*PROMPT*
Rewrite only the rows between the line holding "picture-layout-icon (362, 90, 379, 106)" and the line holding "picture-border-button[interactable]: Picture Border▾", inclusive, changing "divider" to "separator" and leaving everything else untouched.

*EXTRACTED MATERIAL*
:::::
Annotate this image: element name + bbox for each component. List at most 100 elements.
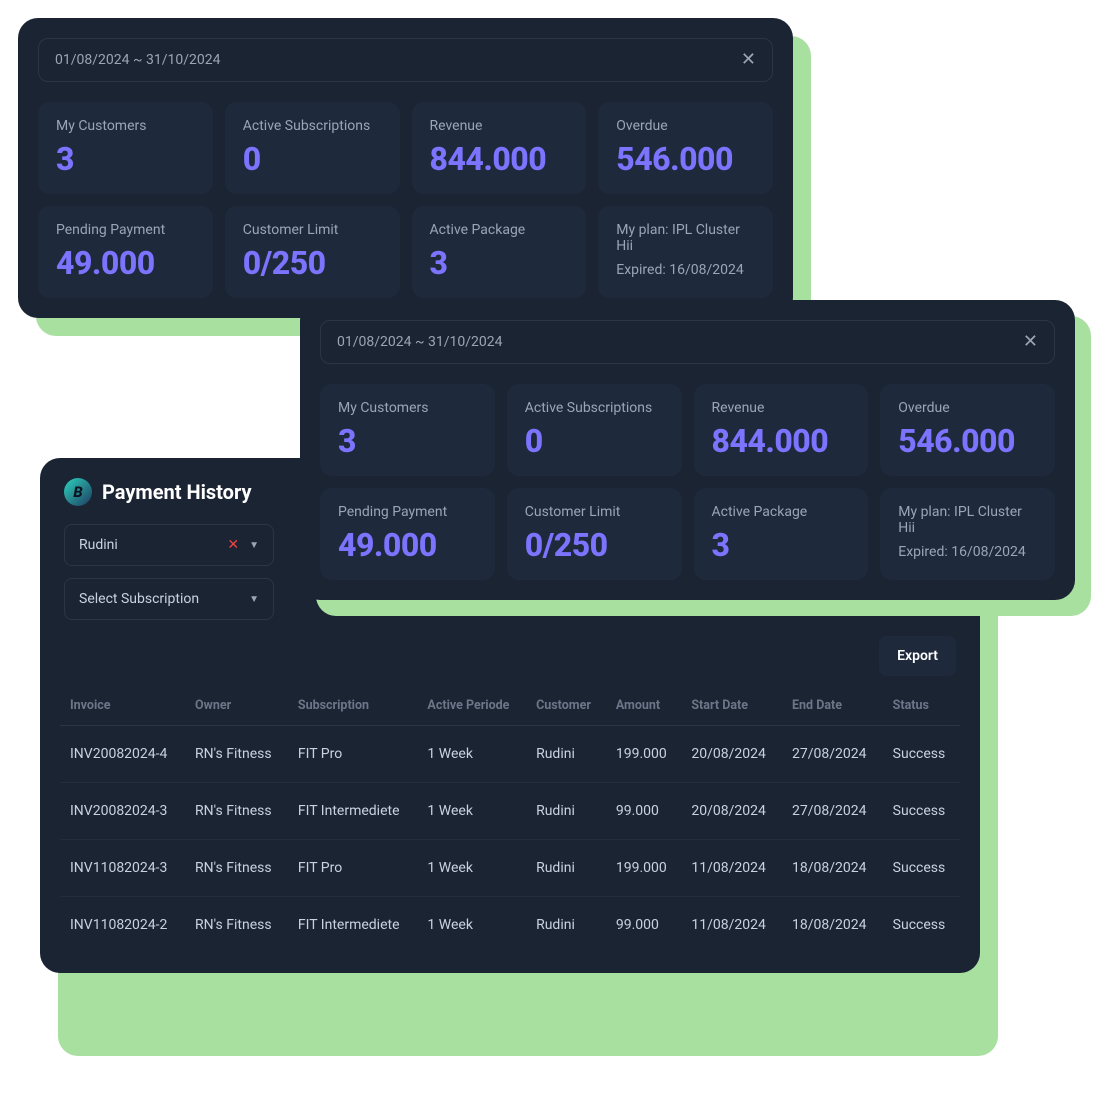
stat-grid: My Customers 3 Active Subscriptions 0 Re… <box>38 102 773 298</box>
date-range-select[interactable]: 01/08/2024 ~ 31/10/2024 ✕ <box>38 38 773 82</box>
stat-value: 546.000 <box>898 422 1037 460</box>
stat-active-package: Active Package 3 <box>412 206 587 298</box>
chevron-down-icon: ▼ <box>249 540 259 551</box>
stat-value: 3 <box>56 140 195 178</box>
table-row[interactable]: INV11082024-3RN's FitnessFIT Pro1 WeekRu… <box>60 840 960 897</box>
stat-overdue: Overdue 546.000 <box>880 384 1055 476</box>
cell-start: 11/08/2024 <box>681 897 782 954</box>
cell-end: 27/08/2024 <box>782 783 883 840</box>
stat-value: 0/250 <box>243 244 382 282</box>
col-active-period: Active Periode <box>417 686 526 726</box>
cell-sub: FIT Pro <box>288 840 418 897</box>
customer-select-value: Rudini <box>79 537 118 553</box>
cell-owner: RN's Fitness <box>185 783 288 840</box>
table-row[interactable]: INV20082024-4RN's FitnessFIT Pro1 WeekRu… <box>60 726 960 783</box>
cell-start: 20/08/2024 <box>681 783 782 840</box>
stat-value: 3 <box>712 526 851 564</box>
stat-customer-limit: Customer Limit 0/250 <box>225 206 400 298</box>
clear-customer-icon[interactable]: ✕ <box>227 537 239 553</box>
date-range-value: 01/08/2024 ~ 31/10/2024 <box>55 52 220 68</box>
stat-label: Pending Payment <box>56 222 195 238</box>
table-header-row: Invoice Owner Subscription Active Period… <box>60 686 960 726</box>
date-range-select[interactable]: 01/08/2024 ~ 31/10/2024 ✕ <box>320 320 1055 364</box>
stat-label: Active Package <box>430 222 569 238</box>
col-customer: Customer <box>526 686 606 726</box>
stat-value: 0 <box>243 140 382 178</box>
plan-expiry: Expired: 16/08/2024 <box>616 262 755 278</box>
clear-date-icon[interactable]: ✕ <box>741 51 756 69</box>
stat-overdue: Overdue 546.000 <box>598 102 773 194</box>
logo-icon: B <box>64 478 92 506</box>
stat-my-customers: My Customers 3 <box>320 384 495 476</box>
stat-my-plan: My plan: IPL Cluster Hii Expired: 16/08/… <box>598 206 773 298</box>
customer-select[interactable]: Rudini ✕ ▼ <box>64 524 274 566</box>
stat-label: My Customers <box>56 118 195 134</box>
cell-customer: Rudini <box>526 840 606 897</box>
col-start-date: Start Date <box>681 686 782 726</box>
stat-label: Overdue <box>898 400 1037 416</box>
col-amount: Amount <box>606 686 682 726</box>
stat-label: Active Subscriptions <box>525 400 664 416</box>
stat-my-customers: My Customers 3 <box>38 102 213 194</box>
stat-active-subs: Active Subscriptions 0 <box>507 384 682 476</box>
page-title: Payment History <box>102 480 252 504</box>
stat-label: Active Subscriptions <box>243 118 382 134</box>
cell-end: 27/08/2024 <box>782 726 883 783</box>
cell-amount: 99.000 <box>606 783 682 840</box>
cell-invoice: INV20082024-4 <box>60 726 185 783</box>
cell-invoice: INV11082024-3 <box>60 840 185 897</box>
clear-date-icon[interactable]: ✕ <box>1023 333 1038 351</box>
stat-value: 49.000 <box>338 526 477 564</box>
plan-expiry: Expired: 16/08/2024 <box>898 544 1037 560</box>
stat-customer-limit: Customer Limit 0/250 <box>507 488 682 580</box>
stat-revenue: Revenue 844.000 <box>694 384 869 476</box>
cell-customer: Rudini <box>526 783 606 840</box>
subscription-select[interactable]: Select Subscription ▼ <box>64 578 274 620</box>
cell-invoice: INV20082024-3 <box>60 783 185 840</box>
cell-period: 1 Week <box>417 726 526 783</box>
cell-period: 1 Week <box>417 897 526 954</box>
cell-end: 18/08/2024 <box>782 840 883 897</box>
date-range-value: 01/08/2024 ~ 31/10/2024 <box>337 334 502 350</box>
stat-revenue: Revenue 844.000 <box>412 102 587 194</box>
export-bar: Export <box>60 620 960 686</box>
export-button[interactable]: Export <box>879 636 956 676</box>
cell-start: 11/08/2024 <box>681 840 782 897</box>
col-owner: Owner <box>185 686 288 726</box>
stat-pending: Pending Payment 49.000 <box>320 488 495 580</box>
dashboard-card-1: 01/08/2024 ~ 31/10/2024 ✕ My Customers 3… <box>18 18 793 318</box>
cell-sub: FIT Intermediete <box>288 897 418 954</box>
stat-value: 546.000 <box>616 140 755 178</box>
stat-value: 3 <box>430 244 569 282</box>
stat-value: 3 <box>338 422 477 460</box>
stat-value: 844.000 <box>430 140 569 178</box>
chevron-down-icon: ▼ <box>249 594 259 605</box>
cell-status: Success <box>883 783 960 840</box>
stat-active-package: Active Package 3 <box>694 488 869 580</box>
stat-label: Pending Payment <box>338 504 477 520</box>
stat-label: Overdue <box>616 118 755 134</box>
stat-label: Customer Limit <box>525 504 664 520</box>
stat-label: Customer Limit <box>243 222 382 238</box>
stat-my-plan: My plan: IPL Cluster Hii Expired: 16/08/… <box>880 488 1055 580</box>
cell-start: 20/08/2024 <box>681 726 782 783</box>
stat-label: My Customers <box>338 400 477 416</box>
subscription-select-value: Select Subscription <box>79 591 199 607</box>
table-row[interactable]: INV11082024-2RN's FitnessFIT Intermediet… <box>60 897 960 954</box>
stat-active-subs: Active Subscriptions 0 <box>225 102 400 194</box>
cell-status: Success <box>883 897 960 954</box>
cell-sub: FIT Pro <box>288 726 418 783</box>
cell-sub: FIT Intermediete <box>288 783 418 840</box>
stat-pending: Pending Payment 49.000 <box>38 206 213 298</box>
cell-end: 18/08/2024 <box>782 897 883 954</box>
col-end-date: End Date <box>782 686 883 726</box>
col-subscription: Subscription <box>288 686 418 726</box>
table-row[interactable]: INV20082024-3RN's FitnessFIT Intermediet… <box>60 783 960 840</box>
plan-name: My plan: IPL Cluster Hii <box>616 222 755 254</box>
stat-label: Revenue <box>712 400 851 416</box>
dashboard-card-2: 01/08/2024 ~ 31/10/2024 ✕ My Customers 3… <box>300 300 1075 600</box>
plan-name: My plan: IPL Cluster Hii <box>898 504 1037 536</box>
cell-invoice: INV11082024-2 <box>60 897 185 954</box>
stat-value: 0 <box>525 422 664 460</box>
cell-customer: Rudini <box>526 897 606 954</box>
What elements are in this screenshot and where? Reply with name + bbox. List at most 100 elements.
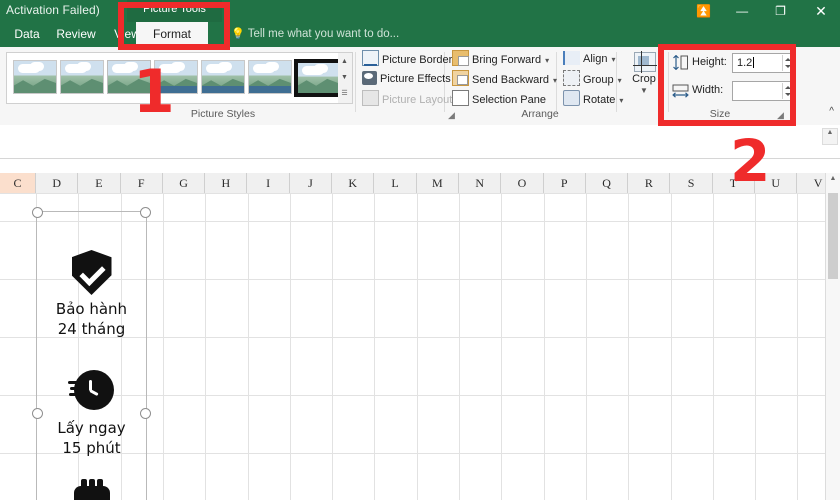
picture-layout-icon (362, 90, 379, 106)
column-header-F[interactable]: F (121, 173, 163, 193)
group-label-picture-styles: Picture Styles (190, 108, 256, 120)
annotation-2-number: 2 (730, 127, 771, 195)
tab-data[interactable]: Data (6, 22, 48, 47)
divider (0, 158, 840, 159)
group-divider (355, 52, 356, 112)
picture-border-button[interactable]: Picture Border▾ (362, 50, 460, 68)
vertical-scrollbar[interactable]: ▲ (825, 173, 840, 500)
align-icon (563, 51, 580, 65)
picture-effects-button[interactable]: Picture Effects▾ (362, 70, 459, 88)
fast-clock-icon (67, 370, 114, 414)
gallery-scrollbar[interactable]: ▲ ▼ ☰ (338, 52, 353, 104)
scroll-up-icon[interactable]: ▲ (822, 128, 838, 145)
command-label: Bring Forward (472, 54, 542, 66)
column-header-N[interactable]: N (459, 173, 502, 193)
column-header-M[interactable]: M (417, 173, 459, 193)
lightbulb-icon: 💡 (231, 28, 245, 40)
resize-handle-nw[interactable] (32, 207, 43, 218)
crop-icon (633, 51, 657, 73)
group-button[interactable]: Group ▾ (563, 70, 622, 88)
selected-picture[interactable]: Bảo hành 24 tháng Lấy ngay 15 phút (32, 207, 151, 500)
selection-pane-button[interactable]: Selection Pane (452, 90, 546, 108)
column-header-S[interactable]: S (671, 173, 713, 193)
column-header-J[interactable]: J (290, 173, 333, 193)
column-header-E[interactable]: E (78, 173, 121, 193)
picture-item-1: Bảo hành 24 tháng (37, 250, 146, 339)
column-header-R[interactable]: R (628, 173, 671, 193)
command-label: Rotate (583, 94, 616, 106)
chevron-down-icon[interactable]: ▾ (545, 56, 549, 65)
chevron-down-icon[interactable]: ▾ (553, 76, 557, 85)
gallery-scroll-up-icon[interactable]: ▲ (338, 54, 351, 70)
picture-styles-gallery[interactable] (6, 52, 344, 104)
restore-icon[interactable]: ❐ (764, 0, 798, 22)
bring-forward-icon (452, 50, 469, 66)
picture-item-1-line1: Bảo hành (55, 300, 128, 318)
column-header-L[interactable]: L (374, 173, 417, 193)
column-header-H[interactable]: H (205, 173, 248, 193)
picture-item-2-line2: 15 phút (62, 439, 121, 457)
picture-thumbnail-image (202, 61, 244, 93)
picture-layout-button: Picture Layout▾ (362, 90, 460, 108)
command-label: Picture Effects (380, 73, 451, 85)
command-label: Group (583, 74, 614, 86)
command-label: Selection Pane (472, 94, 546, 106)
resize-handle-ne[interactable] (140, 207, 151, 218)
picture-style-thumb-2[interactable] (60, 60, 104, 94)
send-backward-button[interactable]: Send Backward ▾ (452, 70, 557, 88)
group-label-arrange: Arrange (521, 108, 559, 120)
picture-item-2-line1: Lấy ngay (57, 419, 126, 437)
scroll-up-icon[interactable]: ▲ (826, 175, 840, 189)
picture-style-thumb-1[interactable] (13, 60, 57, 94)
chevron-down-icon[interactable]: ▾ (618, 76, 622, 85)
annotation-1-number: 1 (133, 57, 175, 127)
column-header-G[interactable]: G (163, 173, 206, 193)
picture-thumbnail-image (298, 63, 338, 93)
minimize-icon[interactable]: — (725, 0, 759, 22)
worksheet-grid[interactable]: Bảo hành 24 tháng Lấy ngay 15 phút (0, 193, 840, 500)
selection-pane-icon (452, 90, 469, 106)
picture-thumbnail-image (14, 61, 56, 93)
send-backward-icon (452, 70, 469, 86)
window-title: Activation Failed) (6, 3, 100, 17)
tell-me-box[interactable]: 💡 Tell me what you want to do... (231, 22, 399, 47)
command-label: Align (583, 53, 608, 65)
picture-style-thumb-6[interactable] (248, 60, 292, 94)
command-label: Picture Layout (382, 94, 453, 106)
picture-style-thumb-7[interactable] (295, 60, 341, 96)
picture-thumbnail-image (61, 61, 103, 93)
command-label: Send Backward (472, 74, 550, 86)
collapse-ribbon-icon[interactable]: ^ (829, 106, 834, 117)
arrange-dialog-launcher-icon[interactable]: ◢ (448, 110, 455, 121)
scrollbar-thumb[interactable] (828, 193, 838, 279)
tab-review[interactable]: Review (48, 22, 104, 47)
window-controls: ⏫ — ❐ ✕ (687, 0, 840, 22)
column-header-I[interactable]: I (248, 173, 290, 193)
shield-check-icon (71, 250, 112, 295)
annotation-1-box (118, 2, 230, 50)
column-header-K[interactable]: K (332, 173, 375, 193)
column-header-D[interactable]: D (36, 173, 79, 193)
group-icon (563, 70, 580, 86)
ribbon-display-options-icon[interactable]: ⏫ (687, 0, 721, 22)
column-header-O[interactable]: O (501, 173, 544, 193)
rotate-button[interactable]: Rotate ▾ (563, 90, 623, 108)
rotate-icon (563, 90, 580, 106)
align-button[interactable]: Align ▾ (563, 50, 615, 68)
column-header-P[interactable]: P (544, 173, 586, 193)
bring-forward-button[interactable]: Bring Forward ▾ (452, 50, 549, 68)
tell-me-placeholder: Tell me what you want to do... (247, 28, 400, 40)
gallery-scroll-down-icon[interactable]: ▼ (338, 70, 351, 86)
picture-border-icon (362, 50, 379, 66)
picture-thumbnail-image (249, 61, 291, 93)
column-header-Q[interactable]: Q (586, 173, 629, 193)
picture-style-thumb-5[interactable] (201, 60, 245, 94)
close-icon[interactable]: ✕ (802, 0, 840, 22)
gallery-more-icon[interactable]: ☰ (338, 86, 351, 102)
column-header-row: C DEFGHIJKLMNOPQRSTUV (0, 173, 840, 194)
grid-line-horizontal (0, 193, 840, 194)
picture-item-2: Lấy ngay 15 phút (37, 370, 146, 458)
gear-icon (70, 478, 114, 500)
chevron-down-icon[interactable]: ▾ (611, 55, 615, 64)
column-header-C[interactable]: C (0, 173, 36, 193)
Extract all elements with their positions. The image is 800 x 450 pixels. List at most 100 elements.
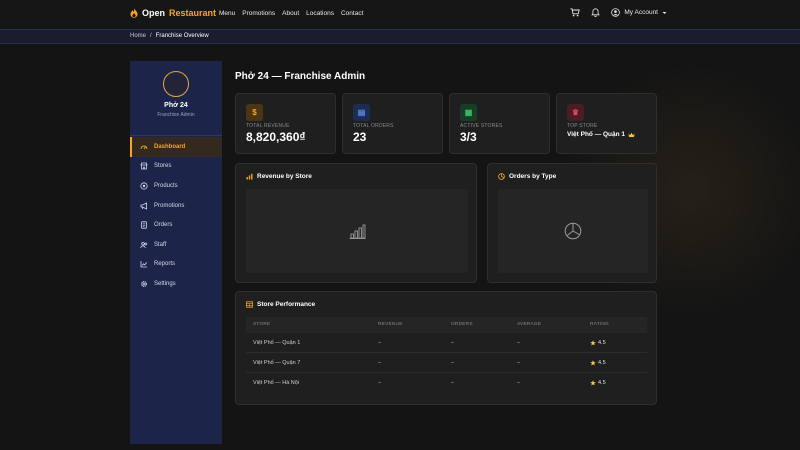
stat-value: 8,820,360₫ [246, 130, 306, 144]
cell-revenue: – [378, 359, 382, 366]
breadcrumb: Home / Franchise Overview [130, 33, 209, 39]
chart-line-icon [140, 261, 148, 268]
table-icon [246, 301, 253, 308]
store-performance-panel: Store Performance STORE REVENUE ORDERS A… [235, 291, 657, 405]
sidebar-menu: Dashboard Stores Products Promotions Ord… [130, 137, 222, 294]
sidebar-item-staff[interactable]: Staff [130, 235, 222, 255]
account-menu[interactable]: My Account [611, 8, 667, 17]
nav-link-menu[interactable]: Menu [219, 10, 235, 17]
stat-card-top-store: ♛ TOP STORE Việt Phố — Quận 1 [556, 93, 657, 154]
profile-role: Franchise Admin [157, 112, 195, 118]
bell-icon[interactable] [591, 8, 601, 17]
sidebar-item-dashboard[interactable]: Dashboard [130, 137, 222, 157]
pie-chart-icon [498, 173, 505, 180]
cell-average: – [517, 339, 521, 346]
user-circle-icon [611, 8, 621, 17]
nav-link-locations[interactable]: Locations [306, 10, 334, 17]
cell-average: – [517, 359, 521, 366]
cell-rating: 4.5 [590, 380, 606, 386]
trophy-icon: ♛ [567, 104, 584, 121]
cart-icon[interactable] [570, 8, 581, 17]
nav-link-promotions[interactable]: Promotions [242, 10, 275, 17]
column-header-orders[interactable]: ORDERS [451, 322, 473, 327]
sidebar: Phở 24 Franchise Admin Dashboard Stores … [130, 61, 222, 444]
pie-chart-placeholder-icon [564, 222, 582, 240]
panel-title: Revenue by Store [246, 173, 312, 180]
store-icon [140, 162, 148, 170]
revenue-chart-placeholder [246, 189, 468, 273]
star-icon [590, 359, 596, 365]
receipt-icon: ▤ [353, 104, 370, 121]
table-title: Store Performance [257, 301, 316, 308]
stat-card-active-stores: ▦ ACTIVE STORES 3/3 [449, 93, 550, 154]
stat-value: Việt Phố — Quận 1 [567, 131, 635, 138]
nav-actions: My Account [570, 8, 667, 17]
nav-link-about[interactable]: About [282, 10, 299, 17]
top-navbar: Open Restaurant Menu Promotions About Lo… [0, 0, 800, 29]
table-row[interactable]: Việt Phố — Quận 1 – – – 4.5 [246, 333, 647, 353]
staff-icon [140, 241, 148, 248]
table-row[interactable]: Việt Phố — Hà Nội – – – 4.5 [246, 373, 647, 393]
stat-label: TOP STORE [567, 123, 598, 129]
stat-label: TOTAL REVENUE [246, 123, 290, 129]
chevron-down-icon [662, 11, 667, 14]
stat-value: 3/3 [460, 130, 477, 144]
column-header-average[interactable]: AVERAGE [517, 322, 541, 327]
cell-orders: – [451, 379, 455, 386]
sidebar-item-label: Dashboard [154, 143, 186, 150]
brand-name-second: Restaurant [169, 8, 217, 18]
crown-icon [628, 132, 635, 137]
orders-icon [141, 221, 147, 229]
sidebar-item-reports[interactable]: Reports [130, 255, 222, 275]
table-row[interactable]: Việt Phố — Quận 7 – – – 4.5 [246, 353, 647, 373]
stat-card-total-revenue: $ TOTAL REVENUE 8,820,360₫ [235, 93, 336, 154]
orders-panel-title: Orders by Type [509, 173, 557, 180]
profile-card: Phở 24 Franchise Admin [130, 71, 222, 118]
dashboard-icon [140, 145, 148, 150]
bar-chart-placeholder-icon [349, 224, 365, 239]
sidebar-item-label: Reports [154, 261, 176, 268]
revenue-by-store-panel: Revenue by Store [235, 163, 477, 283]
brand-logo[interactable]: Open Restaurant [130, 8, 216, 18]
cell-store: Việt Phố — Hà Nội [253, 379, 300, 386]
brand-name-first: Open [142, 8, 166, 18]
stat-label: TOTAL ORDERS [353, 123, 394, 129]
star-icon [590, 379, 596, 385]
sidebar-item-label: Settings [154, 280, 176, 287]
breadcrumb-current: Franchise Overview [155, 33, 209, 39]
breadcrumb-bar: Home / Franchise Overview [0, 29, 800, 44]
sidebar-item-orders[interactable]: Orders [130, 215, 222, 235]
sidebar-item-stores[interactable]: Stores [130, 157, 222, 177]
megaphone-icon [140, 201, 147, 210]
stat-label: ACTIVE STORES [460, 123, 503, 129]
cell-revenue: – [378, 379, 382, 386]
table-header: STORE REVENUE ORDERS AVERAGE RATING [246, 317, 647, 333]
cell-average: – [517, 379, 521, 386]
column-header-rating[interactable]: RATING [590, 322, 609, 327]
cell-rating: 4.5 [590, 360, 606, 366]
building-icon: ▦ [460, 104, 477, 121]
revenue-panel-title: Revenue by Store [257, 173, 312, 180]
stat-card-total-orders: ▤ TOTAL ORDERS 23 [342, 93, 443, 154]
panel-title: Store Performance [246, 301, 315, 308]
column-header-store[interactable]: STORE [253, 322, 270, 327]
sidebar-item-label: Stores [154, 163, 172, 170]
stat-value: 23 [353, 130, 367, 144]
sidebar-item-promotions[interactable]: Promotions [130, 196, 222, 216]
page-title: Phở 24 — Franchise Admin [235, 71, 366, 82]
bar-chart-icon [246, 173, 253, 180]
dollar-icon: $ [246, 104, 263, 121]
top-store-name: Việt Phố — Quận 1 [567, 131, 626, 138]
sidebar-item-settings[interactable]: Settings [130, 274, 222, 294]
cell-revenue: – [378, 339, 382, 346]
sidebar-item-label: Orders [154, 222, 173, 229]
breadcrumb-separator: / [150, 33, 152, 39]
cell-rating: 4.5 [590, 340, 606, 346]
breadcrumb-home[interactable]: Home [130, 33, 146, 39]
column-header-revenue[interactable]: REVENUE [378, 322, 403, 327]
nav-link-contact[interactable]: Contact [341, 10, 363, 17]
sidebar-item-label: Staff [154, 241, 167, 248]
cell-orders: – [451, 339, 455, 346]
sidebar-divider [130, 135, 222, 136]
sidebar-item-products[interactable]: Products [130, 176, 222, 196]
:::::
*COMPLETED TASK*
picture-layout-icon (362, 90, 379, 106)
column-header-F[interactable]: F (121, 173, 163, 193)
group-label-picture-styles: Picture Styles (190, 108, 256, 120)
annotation-2-number: 2 (730, 127, 771, 195)
tab-data[interactable]: Data (6, 22, 48, 47)
separator (0, 158, 840, 159)
group-separator (355, 52, 356, 112)
picture-border-button[interactable]: Picture Border▾ (362, 50, 460, 68)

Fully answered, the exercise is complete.